[Labeled box records]

....

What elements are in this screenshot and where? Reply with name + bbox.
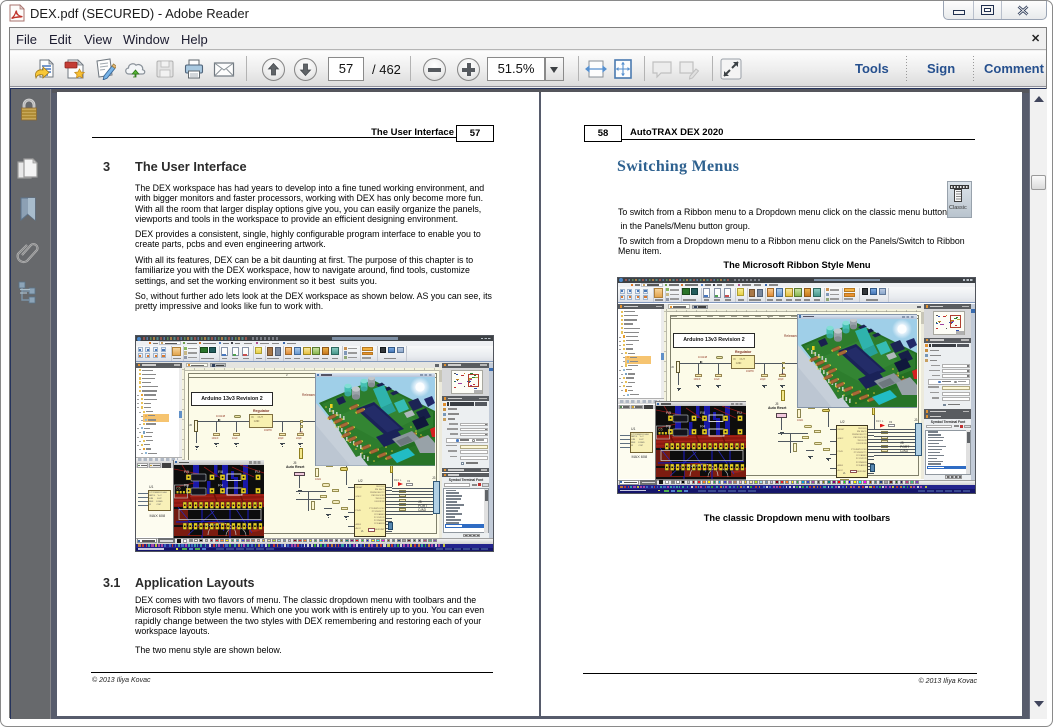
- svg-text:R8: R8: [700, 410, 706, 415]
- svg-text:R4: R4: [218, 482, 224, 487]
- svg-text:RJ: RJ: [737, 410, 742, 415]
- svg-text:RJ: RJ: [255, 469, 260, 474]
- svg-text:R9: R9: [184, 482, 190, 487]
- svg-text:C4: C4: [206, 522, 212, 527]
- svg-text:R8: R8: [218, 469, 224, 474]
- svg-text:C4: C4: [688, 464, 694, 469]
- svg-text:R9: R9: [666, 424, 672, 429]
- svg-text:C6: C6: [658, 428, 663, 432]
- svg-text:R5: R5: [666, 410, 672, 415]
- svg-text:C6: C6: [176, 486, 181, 490]
- svg-text:R5: R5: [184, 469, 190, 474]
- svg-text:R4: R4: [700, 424, 706, 429]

....

Please gather every line of the rows above that contains the string "screenshot", treating uppercase and lowercase letters as different.

What elements are in this screenshot and where? Reply with name + bbox.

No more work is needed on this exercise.